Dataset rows
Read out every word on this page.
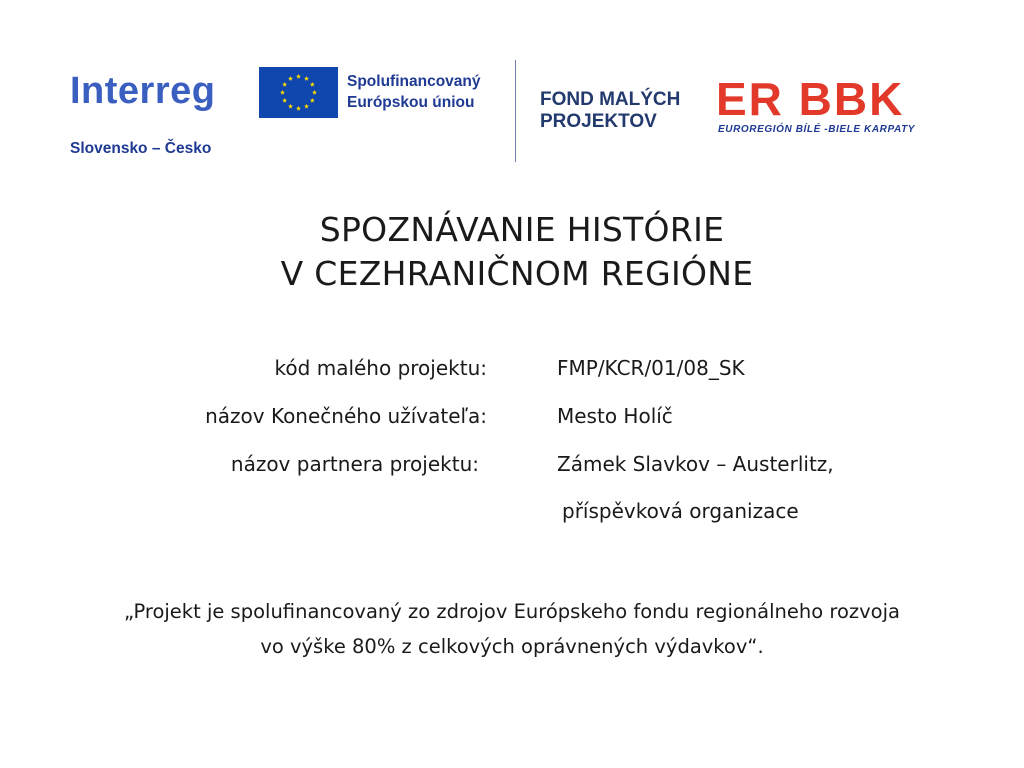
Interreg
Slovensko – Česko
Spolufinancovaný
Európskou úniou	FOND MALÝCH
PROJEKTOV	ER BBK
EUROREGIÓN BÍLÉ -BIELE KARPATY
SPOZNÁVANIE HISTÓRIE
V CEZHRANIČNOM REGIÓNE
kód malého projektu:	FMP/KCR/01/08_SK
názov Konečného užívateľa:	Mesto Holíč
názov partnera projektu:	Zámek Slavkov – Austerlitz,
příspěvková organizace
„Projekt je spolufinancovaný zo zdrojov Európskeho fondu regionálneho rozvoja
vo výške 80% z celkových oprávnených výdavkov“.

---

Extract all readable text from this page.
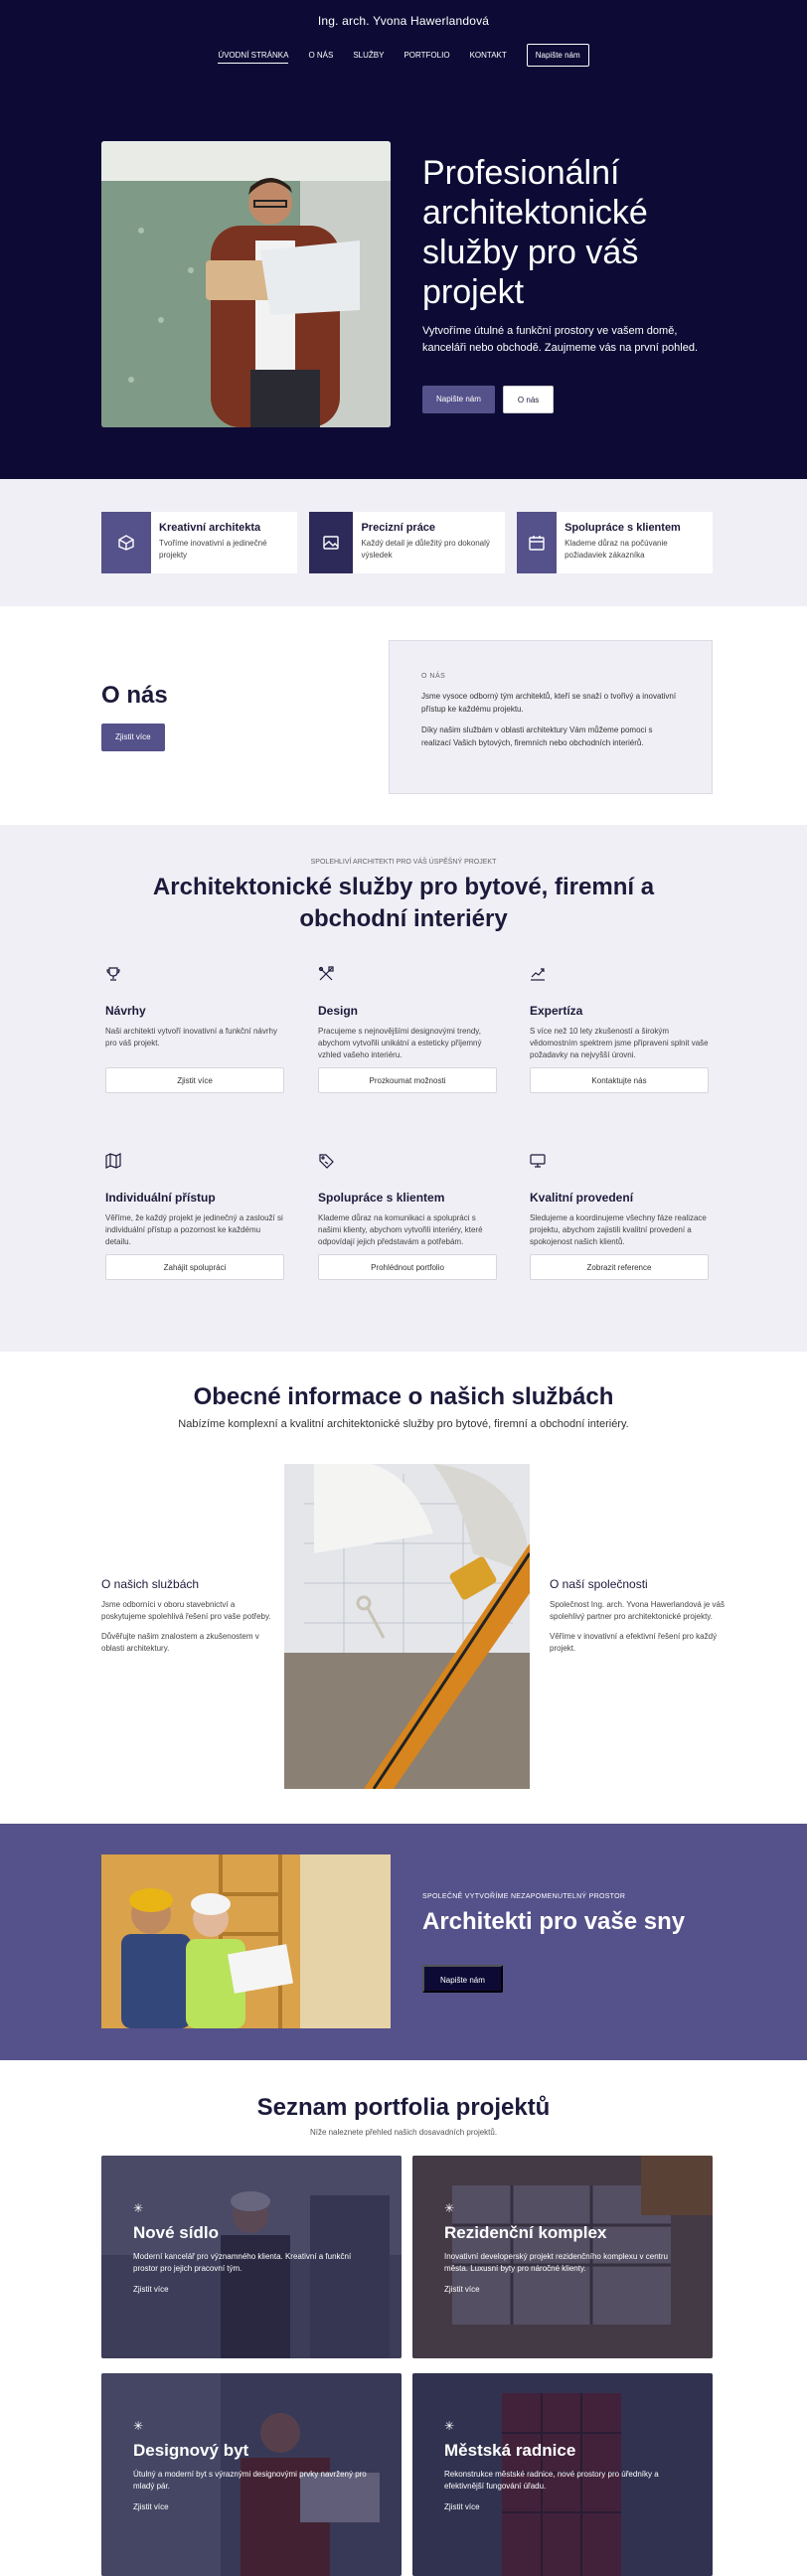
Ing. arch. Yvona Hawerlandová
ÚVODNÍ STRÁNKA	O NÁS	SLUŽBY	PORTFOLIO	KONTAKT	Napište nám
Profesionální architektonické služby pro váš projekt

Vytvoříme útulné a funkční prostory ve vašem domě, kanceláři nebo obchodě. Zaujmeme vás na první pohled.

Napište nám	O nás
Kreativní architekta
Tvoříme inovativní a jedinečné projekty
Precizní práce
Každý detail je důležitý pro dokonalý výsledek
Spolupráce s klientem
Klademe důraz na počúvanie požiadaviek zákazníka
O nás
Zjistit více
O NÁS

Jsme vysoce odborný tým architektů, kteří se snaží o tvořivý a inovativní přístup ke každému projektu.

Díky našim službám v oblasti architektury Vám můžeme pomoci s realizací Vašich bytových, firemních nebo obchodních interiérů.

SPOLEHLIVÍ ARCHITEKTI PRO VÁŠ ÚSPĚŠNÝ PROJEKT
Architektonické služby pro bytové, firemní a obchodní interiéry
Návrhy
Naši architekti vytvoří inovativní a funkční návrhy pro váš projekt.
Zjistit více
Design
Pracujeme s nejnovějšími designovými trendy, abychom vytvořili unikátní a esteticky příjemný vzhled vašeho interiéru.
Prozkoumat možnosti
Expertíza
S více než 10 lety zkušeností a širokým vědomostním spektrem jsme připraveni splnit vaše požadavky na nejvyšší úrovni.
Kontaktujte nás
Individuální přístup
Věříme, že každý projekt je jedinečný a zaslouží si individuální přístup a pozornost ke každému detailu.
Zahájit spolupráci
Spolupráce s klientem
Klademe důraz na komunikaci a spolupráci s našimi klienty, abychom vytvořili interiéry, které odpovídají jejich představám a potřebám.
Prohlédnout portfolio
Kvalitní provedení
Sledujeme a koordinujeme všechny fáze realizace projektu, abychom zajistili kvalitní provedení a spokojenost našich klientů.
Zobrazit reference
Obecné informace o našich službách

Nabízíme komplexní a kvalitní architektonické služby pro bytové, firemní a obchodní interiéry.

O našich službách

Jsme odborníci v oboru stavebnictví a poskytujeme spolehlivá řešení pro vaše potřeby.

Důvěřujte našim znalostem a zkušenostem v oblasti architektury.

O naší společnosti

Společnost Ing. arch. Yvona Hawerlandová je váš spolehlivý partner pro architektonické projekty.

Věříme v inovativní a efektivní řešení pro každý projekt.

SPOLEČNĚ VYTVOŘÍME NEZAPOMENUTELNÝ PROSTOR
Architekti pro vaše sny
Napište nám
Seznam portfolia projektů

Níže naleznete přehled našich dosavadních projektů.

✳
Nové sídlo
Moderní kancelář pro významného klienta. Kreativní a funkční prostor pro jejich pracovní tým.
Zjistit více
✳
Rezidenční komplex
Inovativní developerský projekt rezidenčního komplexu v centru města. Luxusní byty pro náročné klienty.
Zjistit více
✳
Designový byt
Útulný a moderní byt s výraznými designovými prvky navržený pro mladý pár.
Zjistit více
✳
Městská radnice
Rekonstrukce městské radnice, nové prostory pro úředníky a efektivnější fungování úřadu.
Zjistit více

...

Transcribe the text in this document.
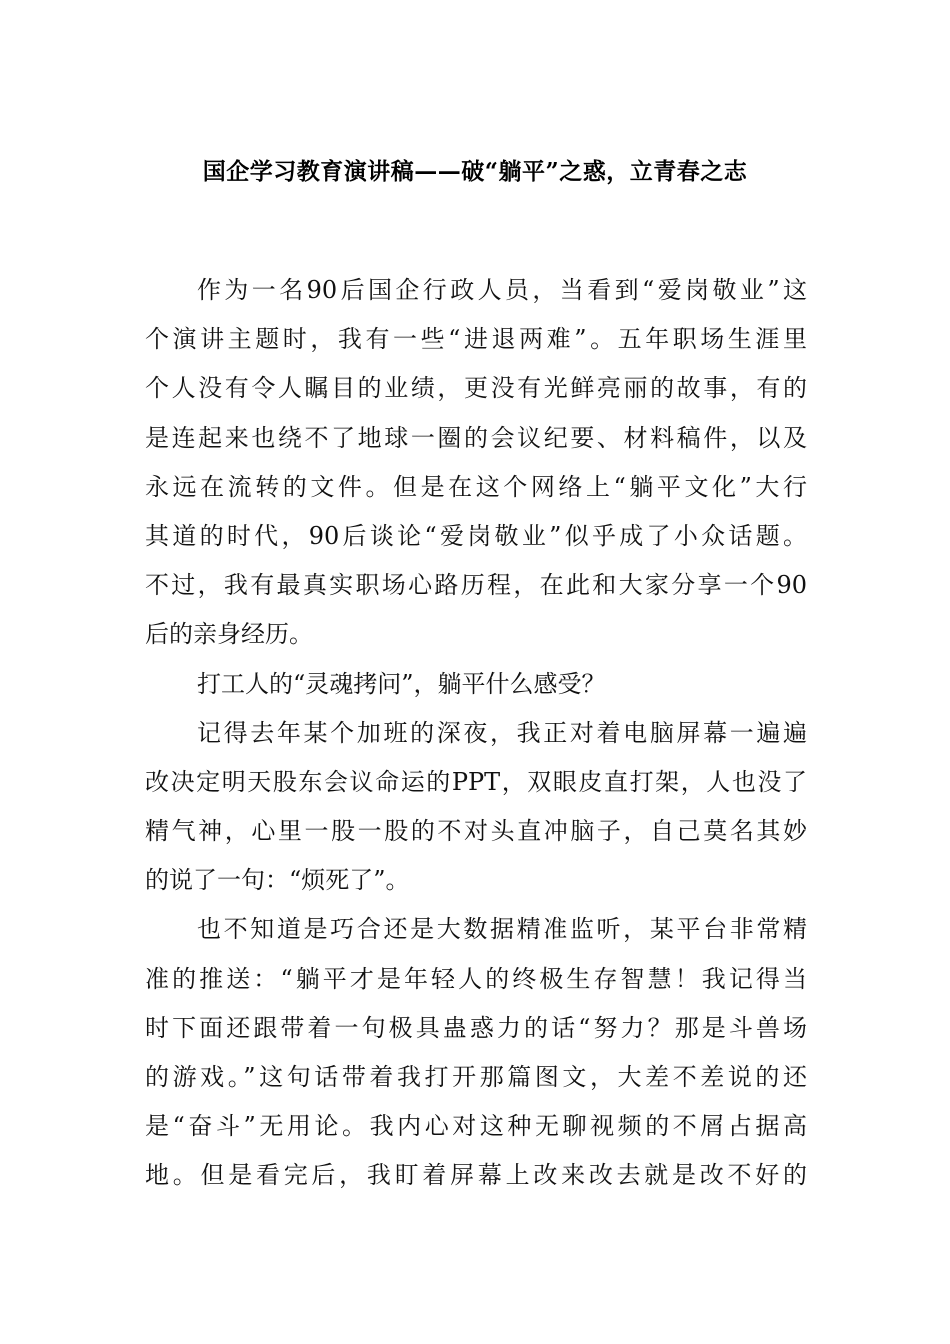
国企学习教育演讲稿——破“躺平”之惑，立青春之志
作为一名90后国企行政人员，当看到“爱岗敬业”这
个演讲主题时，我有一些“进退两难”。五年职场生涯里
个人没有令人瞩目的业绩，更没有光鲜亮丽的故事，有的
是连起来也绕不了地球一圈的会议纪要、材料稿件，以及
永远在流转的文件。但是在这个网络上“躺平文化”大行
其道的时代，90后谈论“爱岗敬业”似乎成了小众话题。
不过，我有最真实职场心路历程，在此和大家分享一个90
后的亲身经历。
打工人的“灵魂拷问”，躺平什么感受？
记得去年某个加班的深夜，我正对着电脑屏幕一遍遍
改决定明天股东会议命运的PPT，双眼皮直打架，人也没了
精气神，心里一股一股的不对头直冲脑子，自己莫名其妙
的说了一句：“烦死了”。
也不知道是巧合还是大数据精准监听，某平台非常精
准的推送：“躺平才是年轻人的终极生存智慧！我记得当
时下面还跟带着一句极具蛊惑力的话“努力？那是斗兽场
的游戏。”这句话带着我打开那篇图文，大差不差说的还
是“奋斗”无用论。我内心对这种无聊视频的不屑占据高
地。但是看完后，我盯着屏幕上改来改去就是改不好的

- _Exercise task_:
From the data, pick out every line that includes "každému".

- _Solution below_:
Jsme vysoce odborný tým architektů, kteří se snaží o tvořivý a inovativní přístup ke každému projektu.
Věříme, že každý projekt je jedinečný a zaslouží si individuální přístup a pozornost ke každému detailu.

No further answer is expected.